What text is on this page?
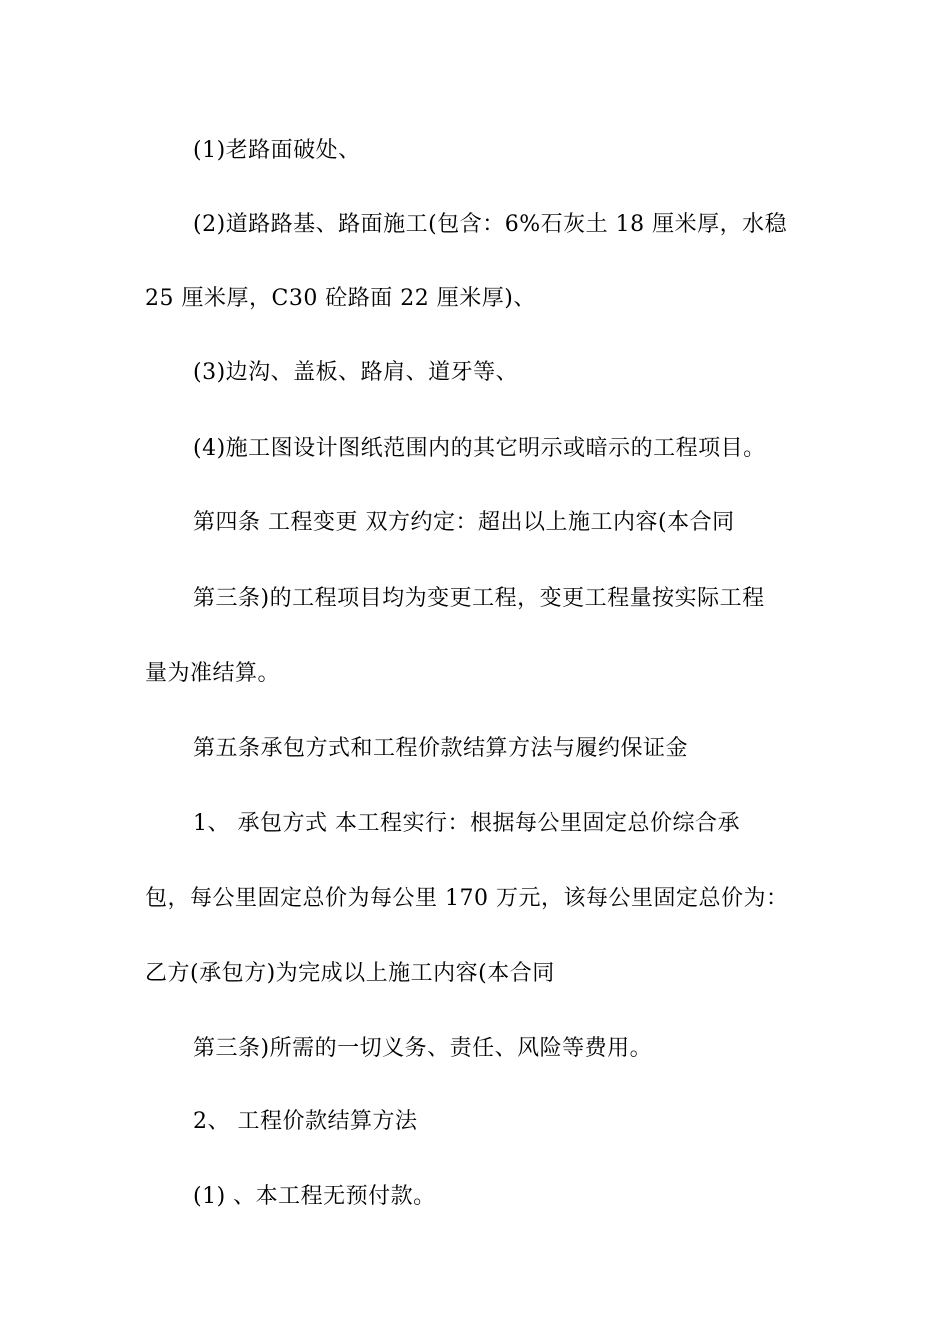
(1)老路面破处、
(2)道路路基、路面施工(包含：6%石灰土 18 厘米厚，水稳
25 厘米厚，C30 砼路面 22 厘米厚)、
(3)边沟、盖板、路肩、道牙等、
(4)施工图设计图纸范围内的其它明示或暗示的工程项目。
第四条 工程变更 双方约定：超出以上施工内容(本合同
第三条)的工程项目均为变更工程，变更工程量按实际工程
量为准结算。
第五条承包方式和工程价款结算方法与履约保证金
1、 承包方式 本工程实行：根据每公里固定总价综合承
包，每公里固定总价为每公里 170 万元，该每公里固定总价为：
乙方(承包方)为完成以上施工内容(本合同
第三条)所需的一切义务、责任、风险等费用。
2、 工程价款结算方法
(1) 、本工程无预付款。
········
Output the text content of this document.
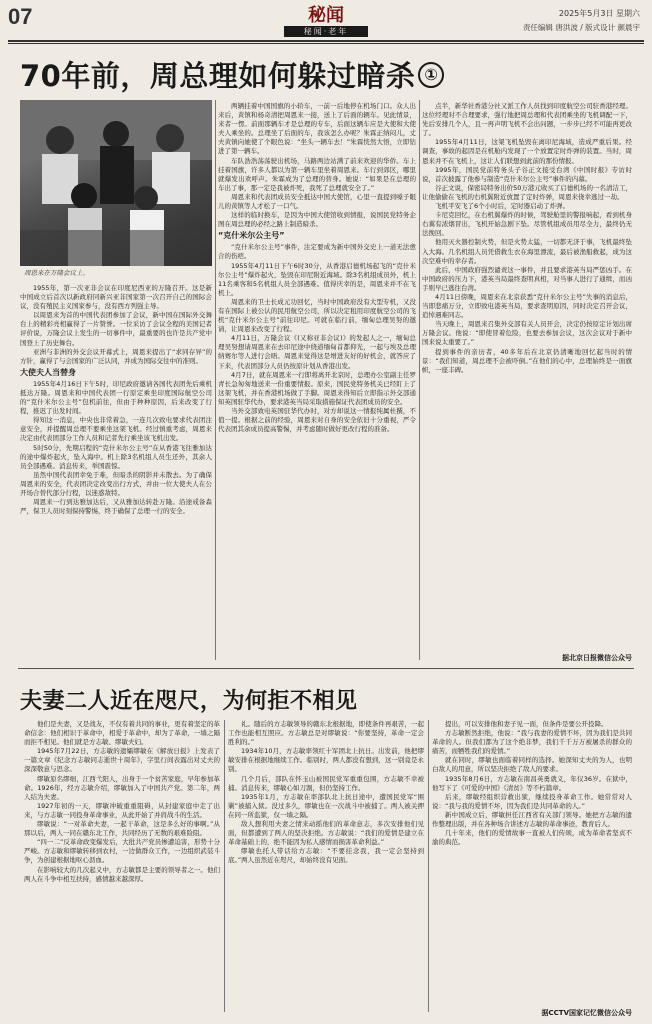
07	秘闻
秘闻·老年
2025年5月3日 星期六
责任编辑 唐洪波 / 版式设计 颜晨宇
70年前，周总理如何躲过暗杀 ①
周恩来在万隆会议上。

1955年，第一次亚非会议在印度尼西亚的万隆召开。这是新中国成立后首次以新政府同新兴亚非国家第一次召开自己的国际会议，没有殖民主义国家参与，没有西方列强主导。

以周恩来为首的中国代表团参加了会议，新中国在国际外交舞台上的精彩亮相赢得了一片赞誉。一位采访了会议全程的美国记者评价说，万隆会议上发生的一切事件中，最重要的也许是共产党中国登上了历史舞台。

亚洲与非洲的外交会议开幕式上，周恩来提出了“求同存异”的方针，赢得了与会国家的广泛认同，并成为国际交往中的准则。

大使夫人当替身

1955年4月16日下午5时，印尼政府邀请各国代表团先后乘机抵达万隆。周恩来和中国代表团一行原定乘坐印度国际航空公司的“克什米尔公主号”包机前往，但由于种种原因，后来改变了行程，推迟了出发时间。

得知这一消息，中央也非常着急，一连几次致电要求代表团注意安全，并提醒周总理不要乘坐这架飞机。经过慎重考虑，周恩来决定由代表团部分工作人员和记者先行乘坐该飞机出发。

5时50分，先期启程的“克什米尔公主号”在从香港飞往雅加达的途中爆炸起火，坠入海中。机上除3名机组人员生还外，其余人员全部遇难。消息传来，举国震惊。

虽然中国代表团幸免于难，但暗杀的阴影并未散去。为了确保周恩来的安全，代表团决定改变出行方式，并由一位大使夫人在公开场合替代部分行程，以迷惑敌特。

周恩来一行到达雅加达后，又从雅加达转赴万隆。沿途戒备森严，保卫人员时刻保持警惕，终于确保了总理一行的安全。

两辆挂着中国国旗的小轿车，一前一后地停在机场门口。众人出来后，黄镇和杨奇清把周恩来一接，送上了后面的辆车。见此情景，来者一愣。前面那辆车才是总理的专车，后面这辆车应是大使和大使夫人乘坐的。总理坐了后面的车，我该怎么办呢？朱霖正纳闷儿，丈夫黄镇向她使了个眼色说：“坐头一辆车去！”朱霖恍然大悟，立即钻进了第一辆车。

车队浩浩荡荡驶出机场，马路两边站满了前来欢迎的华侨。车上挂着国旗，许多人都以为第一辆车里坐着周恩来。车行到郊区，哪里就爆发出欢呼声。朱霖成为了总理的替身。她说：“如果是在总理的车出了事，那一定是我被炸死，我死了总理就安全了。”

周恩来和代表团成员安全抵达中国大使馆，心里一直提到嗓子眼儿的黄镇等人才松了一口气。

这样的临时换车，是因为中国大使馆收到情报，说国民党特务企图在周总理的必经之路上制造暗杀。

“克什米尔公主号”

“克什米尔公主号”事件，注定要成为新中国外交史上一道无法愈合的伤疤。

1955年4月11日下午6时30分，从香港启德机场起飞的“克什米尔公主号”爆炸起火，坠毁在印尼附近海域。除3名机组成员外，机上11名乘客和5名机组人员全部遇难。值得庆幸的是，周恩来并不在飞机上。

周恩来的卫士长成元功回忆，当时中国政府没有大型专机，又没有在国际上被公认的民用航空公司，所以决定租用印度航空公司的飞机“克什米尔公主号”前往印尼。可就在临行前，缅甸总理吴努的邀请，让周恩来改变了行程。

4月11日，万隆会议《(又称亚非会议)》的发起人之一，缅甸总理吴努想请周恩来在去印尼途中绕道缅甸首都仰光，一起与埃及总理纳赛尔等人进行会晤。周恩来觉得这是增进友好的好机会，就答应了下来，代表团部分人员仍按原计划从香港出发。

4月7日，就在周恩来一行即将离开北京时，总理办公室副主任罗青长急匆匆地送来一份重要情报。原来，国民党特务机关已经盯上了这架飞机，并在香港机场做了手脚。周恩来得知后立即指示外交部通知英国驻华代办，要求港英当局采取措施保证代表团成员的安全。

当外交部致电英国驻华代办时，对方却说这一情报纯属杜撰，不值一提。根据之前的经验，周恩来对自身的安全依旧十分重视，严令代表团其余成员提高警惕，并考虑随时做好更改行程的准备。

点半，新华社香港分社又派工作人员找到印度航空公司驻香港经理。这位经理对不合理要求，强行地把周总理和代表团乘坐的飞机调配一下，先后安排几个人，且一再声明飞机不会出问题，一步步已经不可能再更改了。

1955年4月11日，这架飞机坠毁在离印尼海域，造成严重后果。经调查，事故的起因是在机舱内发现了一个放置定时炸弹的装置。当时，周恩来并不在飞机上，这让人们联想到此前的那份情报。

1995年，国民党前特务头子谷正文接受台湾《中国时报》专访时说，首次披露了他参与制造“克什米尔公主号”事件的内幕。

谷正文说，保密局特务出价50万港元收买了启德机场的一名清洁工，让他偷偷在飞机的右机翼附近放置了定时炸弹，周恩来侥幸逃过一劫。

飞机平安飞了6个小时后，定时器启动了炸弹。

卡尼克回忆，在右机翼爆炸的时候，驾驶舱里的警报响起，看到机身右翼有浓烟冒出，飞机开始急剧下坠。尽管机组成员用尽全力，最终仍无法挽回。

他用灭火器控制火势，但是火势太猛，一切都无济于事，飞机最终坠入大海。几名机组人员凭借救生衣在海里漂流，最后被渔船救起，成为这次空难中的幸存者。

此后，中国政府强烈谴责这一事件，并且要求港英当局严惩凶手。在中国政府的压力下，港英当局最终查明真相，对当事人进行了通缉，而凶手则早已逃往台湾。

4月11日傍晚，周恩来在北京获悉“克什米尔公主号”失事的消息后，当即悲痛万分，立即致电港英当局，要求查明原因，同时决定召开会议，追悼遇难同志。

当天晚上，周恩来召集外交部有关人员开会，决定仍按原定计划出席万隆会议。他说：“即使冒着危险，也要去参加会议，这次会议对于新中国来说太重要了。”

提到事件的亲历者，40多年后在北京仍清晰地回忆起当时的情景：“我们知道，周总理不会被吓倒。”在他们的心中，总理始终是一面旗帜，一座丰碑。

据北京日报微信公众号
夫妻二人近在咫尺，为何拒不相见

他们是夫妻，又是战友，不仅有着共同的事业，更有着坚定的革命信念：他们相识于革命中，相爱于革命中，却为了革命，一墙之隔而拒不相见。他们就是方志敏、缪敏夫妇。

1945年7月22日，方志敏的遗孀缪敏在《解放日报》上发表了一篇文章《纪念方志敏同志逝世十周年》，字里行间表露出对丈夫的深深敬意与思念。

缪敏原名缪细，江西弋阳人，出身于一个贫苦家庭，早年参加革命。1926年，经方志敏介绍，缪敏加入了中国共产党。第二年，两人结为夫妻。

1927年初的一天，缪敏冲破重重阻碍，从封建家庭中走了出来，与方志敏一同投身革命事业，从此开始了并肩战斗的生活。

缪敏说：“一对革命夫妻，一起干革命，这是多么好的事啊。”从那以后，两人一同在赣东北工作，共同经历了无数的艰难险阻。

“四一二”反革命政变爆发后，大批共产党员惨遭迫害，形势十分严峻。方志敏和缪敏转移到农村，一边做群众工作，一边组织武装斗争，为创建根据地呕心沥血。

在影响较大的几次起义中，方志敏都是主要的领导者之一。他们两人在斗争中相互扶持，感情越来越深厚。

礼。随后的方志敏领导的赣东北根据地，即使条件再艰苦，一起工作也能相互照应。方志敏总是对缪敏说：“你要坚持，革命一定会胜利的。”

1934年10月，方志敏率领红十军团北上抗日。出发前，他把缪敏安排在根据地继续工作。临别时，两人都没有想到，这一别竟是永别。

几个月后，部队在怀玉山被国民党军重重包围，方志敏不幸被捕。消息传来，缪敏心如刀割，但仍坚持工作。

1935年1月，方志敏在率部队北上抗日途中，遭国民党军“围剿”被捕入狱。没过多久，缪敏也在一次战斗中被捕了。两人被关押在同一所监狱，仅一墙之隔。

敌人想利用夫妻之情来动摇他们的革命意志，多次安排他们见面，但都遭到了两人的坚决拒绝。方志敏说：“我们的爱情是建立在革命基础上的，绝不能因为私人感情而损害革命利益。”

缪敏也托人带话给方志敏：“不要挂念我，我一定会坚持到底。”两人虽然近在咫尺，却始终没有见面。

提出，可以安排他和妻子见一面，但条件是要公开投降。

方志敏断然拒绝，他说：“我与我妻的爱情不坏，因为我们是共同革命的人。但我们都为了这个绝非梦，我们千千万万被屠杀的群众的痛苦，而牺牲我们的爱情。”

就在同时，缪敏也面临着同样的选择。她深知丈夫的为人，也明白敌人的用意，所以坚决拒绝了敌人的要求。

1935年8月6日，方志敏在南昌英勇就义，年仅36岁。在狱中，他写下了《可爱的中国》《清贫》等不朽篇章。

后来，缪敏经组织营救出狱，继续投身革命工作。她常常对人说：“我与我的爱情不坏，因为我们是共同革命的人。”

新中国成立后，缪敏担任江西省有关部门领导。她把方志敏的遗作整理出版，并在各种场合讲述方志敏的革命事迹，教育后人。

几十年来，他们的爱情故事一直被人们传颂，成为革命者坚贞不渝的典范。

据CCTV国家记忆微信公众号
········
[Given request]
Return each line with "克什米尔公主号".

[Correct result]
1955年4月16日下午5时，印尼政府邀请各国代表团先后乘机抵达万隆。周恩来和中国代表团一行原定乘坐印度国际航空公司的“克什米尔公主号”包机前往，但由于种种原因，后来改变了行程，推迟了出发时间。
5时50分，先期启程的“克什米尔公主号”在从香港飞往雅加达的途中爆炸起火，坠入海中。机上除3名机组人员生还外，其余人员全部遇难。消息传来，举国震惊。
“克什米尔公主号”
“克什米尔公主号”事件，注定要成为新中国外交史上一道无法愈合的伤疤。
1955年4月11日下午6时30分，从香港启德机场起飞的“克什米尔公主号”爆炸起火，坠毁在印尼附近海域。除3名机组成员外，机上11名乘客和5名机组人员全部遇难。值得庆幸的是，周恩来并不在飞机上。
周恩来的卫士长成元功回忆，当时中国政府没有大型专机，又没有在国际上被公认的民用航空公司，所以决定租用印度航空公司的飞机“克什米尔公主号”前往印尼。可就在临行前，缅甸总理吴努的邀请，让周恩来改变了行程。
1995年，国民党前特务头子谷正文接受台湾《中国时报》专访时说，首次披露了他参与制造“克什米尔公主号”事件的内幕。
4月11日傍晚，周恩来在北京获悉“克什米尔公主号”失事的消息后，当即悲痛万分，立即致电港英当局，要求查明原因，同时决定召开会议，追悼遇难同志。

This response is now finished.